Begin Information given
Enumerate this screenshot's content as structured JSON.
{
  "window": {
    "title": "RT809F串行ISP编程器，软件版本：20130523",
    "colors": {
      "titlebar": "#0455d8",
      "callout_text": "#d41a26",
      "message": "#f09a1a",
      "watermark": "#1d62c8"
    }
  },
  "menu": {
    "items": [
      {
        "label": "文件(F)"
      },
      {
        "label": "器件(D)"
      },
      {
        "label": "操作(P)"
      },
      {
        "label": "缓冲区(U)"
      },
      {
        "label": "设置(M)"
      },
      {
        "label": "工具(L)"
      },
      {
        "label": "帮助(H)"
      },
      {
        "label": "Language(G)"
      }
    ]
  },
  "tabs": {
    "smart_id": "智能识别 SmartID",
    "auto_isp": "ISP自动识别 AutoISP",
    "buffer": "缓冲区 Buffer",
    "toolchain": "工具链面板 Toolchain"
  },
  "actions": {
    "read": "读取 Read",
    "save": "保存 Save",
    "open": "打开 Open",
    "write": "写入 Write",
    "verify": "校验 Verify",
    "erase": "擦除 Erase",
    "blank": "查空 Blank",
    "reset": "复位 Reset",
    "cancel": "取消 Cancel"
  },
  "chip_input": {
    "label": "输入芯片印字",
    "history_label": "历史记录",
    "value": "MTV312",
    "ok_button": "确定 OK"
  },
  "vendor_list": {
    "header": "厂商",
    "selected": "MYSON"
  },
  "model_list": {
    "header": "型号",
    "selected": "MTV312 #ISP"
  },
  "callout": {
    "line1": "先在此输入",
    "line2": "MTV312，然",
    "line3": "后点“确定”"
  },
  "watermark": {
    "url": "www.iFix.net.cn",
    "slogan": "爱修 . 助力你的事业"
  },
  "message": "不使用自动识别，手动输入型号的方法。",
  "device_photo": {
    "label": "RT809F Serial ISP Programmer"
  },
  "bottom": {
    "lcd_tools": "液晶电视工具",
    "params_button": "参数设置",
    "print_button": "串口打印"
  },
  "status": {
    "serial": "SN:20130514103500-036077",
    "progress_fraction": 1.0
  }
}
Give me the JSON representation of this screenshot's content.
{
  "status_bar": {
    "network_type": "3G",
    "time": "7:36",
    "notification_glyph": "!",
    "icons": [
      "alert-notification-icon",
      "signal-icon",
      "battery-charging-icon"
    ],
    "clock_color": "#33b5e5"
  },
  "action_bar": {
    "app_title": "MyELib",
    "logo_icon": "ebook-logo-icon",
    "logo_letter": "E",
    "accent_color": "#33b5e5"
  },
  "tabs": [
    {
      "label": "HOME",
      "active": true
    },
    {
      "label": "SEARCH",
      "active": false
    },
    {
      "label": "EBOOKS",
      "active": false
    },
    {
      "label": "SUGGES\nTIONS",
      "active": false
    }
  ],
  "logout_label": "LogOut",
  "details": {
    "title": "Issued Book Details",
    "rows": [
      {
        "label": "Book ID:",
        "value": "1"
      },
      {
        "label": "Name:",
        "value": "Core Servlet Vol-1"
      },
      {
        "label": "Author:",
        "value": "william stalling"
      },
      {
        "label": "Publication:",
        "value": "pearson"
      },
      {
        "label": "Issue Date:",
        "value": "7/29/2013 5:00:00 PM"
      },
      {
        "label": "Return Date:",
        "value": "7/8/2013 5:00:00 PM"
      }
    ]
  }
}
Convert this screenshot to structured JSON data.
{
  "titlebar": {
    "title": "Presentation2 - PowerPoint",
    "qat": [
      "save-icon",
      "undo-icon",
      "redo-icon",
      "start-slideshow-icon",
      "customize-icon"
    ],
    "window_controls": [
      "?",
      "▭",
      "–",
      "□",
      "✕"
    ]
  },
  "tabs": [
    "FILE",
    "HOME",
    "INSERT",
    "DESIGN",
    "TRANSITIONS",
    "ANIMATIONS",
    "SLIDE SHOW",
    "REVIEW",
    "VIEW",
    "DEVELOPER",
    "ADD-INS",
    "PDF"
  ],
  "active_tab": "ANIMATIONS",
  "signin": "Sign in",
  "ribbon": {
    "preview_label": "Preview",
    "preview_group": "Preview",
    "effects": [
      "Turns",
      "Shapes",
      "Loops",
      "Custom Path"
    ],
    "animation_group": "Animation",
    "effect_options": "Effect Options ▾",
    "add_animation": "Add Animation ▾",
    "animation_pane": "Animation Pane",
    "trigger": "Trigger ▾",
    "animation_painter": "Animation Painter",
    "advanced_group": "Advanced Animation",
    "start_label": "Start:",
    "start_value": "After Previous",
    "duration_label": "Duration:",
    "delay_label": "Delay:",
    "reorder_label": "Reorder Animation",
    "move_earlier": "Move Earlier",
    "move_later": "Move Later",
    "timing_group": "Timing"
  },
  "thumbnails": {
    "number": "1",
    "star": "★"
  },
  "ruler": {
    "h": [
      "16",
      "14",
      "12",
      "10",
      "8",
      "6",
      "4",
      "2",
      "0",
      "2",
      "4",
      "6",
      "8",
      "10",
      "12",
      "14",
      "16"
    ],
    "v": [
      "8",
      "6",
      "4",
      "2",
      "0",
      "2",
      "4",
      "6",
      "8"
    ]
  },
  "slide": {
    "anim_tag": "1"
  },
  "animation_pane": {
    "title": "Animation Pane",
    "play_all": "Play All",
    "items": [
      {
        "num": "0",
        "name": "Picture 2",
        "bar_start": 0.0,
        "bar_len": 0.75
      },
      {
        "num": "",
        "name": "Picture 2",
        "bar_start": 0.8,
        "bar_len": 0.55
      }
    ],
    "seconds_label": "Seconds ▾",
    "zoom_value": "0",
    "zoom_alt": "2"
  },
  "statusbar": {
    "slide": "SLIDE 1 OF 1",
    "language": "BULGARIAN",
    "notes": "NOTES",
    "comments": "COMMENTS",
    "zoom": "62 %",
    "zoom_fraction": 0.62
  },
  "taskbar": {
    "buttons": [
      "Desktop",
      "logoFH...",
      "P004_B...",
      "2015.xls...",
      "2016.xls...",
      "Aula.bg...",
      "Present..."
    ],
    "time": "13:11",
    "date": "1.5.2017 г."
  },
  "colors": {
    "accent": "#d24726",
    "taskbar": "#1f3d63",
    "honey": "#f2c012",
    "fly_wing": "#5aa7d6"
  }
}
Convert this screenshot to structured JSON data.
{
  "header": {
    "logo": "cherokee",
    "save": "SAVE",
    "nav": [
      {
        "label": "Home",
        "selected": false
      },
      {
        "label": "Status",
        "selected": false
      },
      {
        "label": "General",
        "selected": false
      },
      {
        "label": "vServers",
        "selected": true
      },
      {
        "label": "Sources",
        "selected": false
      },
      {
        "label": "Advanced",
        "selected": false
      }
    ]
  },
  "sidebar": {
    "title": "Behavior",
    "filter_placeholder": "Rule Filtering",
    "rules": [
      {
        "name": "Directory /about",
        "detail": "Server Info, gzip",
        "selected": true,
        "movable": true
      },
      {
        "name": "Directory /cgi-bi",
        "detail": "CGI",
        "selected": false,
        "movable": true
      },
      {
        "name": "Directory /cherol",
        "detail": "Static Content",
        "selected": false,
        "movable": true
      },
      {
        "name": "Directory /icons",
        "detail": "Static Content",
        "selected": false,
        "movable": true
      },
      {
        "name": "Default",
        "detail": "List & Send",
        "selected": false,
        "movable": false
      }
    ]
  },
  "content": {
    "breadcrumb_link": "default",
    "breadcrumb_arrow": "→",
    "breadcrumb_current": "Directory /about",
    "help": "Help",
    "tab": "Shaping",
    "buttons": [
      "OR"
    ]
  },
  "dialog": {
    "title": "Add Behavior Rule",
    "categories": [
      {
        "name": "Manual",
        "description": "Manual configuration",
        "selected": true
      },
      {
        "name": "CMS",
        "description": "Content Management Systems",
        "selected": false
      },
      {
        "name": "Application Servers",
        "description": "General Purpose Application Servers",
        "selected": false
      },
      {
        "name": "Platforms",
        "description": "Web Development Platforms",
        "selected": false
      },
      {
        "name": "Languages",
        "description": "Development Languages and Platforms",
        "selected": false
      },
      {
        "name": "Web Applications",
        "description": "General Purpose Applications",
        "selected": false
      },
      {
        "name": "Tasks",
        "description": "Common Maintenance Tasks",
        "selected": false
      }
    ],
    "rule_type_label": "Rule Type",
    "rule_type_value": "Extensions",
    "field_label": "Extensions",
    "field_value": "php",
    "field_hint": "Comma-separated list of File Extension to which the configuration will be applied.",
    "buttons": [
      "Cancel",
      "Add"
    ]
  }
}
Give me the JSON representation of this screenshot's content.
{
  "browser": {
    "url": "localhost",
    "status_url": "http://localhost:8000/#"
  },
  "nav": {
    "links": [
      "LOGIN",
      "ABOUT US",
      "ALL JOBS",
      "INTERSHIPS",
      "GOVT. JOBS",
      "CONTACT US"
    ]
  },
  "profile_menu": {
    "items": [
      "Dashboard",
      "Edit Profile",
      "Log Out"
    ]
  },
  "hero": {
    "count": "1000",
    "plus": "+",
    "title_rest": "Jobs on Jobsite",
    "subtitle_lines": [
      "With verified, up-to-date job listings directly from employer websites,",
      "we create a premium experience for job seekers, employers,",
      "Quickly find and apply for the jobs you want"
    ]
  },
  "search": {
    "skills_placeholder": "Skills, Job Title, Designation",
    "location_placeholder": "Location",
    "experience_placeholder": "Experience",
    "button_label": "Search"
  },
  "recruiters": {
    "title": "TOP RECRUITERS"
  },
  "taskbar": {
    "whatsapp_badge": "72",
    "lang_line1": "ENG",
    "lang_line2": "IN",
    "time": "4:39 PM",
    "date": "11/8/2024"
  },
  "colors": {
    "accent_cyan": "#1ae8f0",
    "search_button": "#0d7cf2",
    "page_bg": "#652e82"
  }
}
End Information given
* [Request]: Copy every line of the records above that contains "Languages".

* [Solution to this problem]:
        "name": "Languages",
        "description": "Development Languages and Platforms",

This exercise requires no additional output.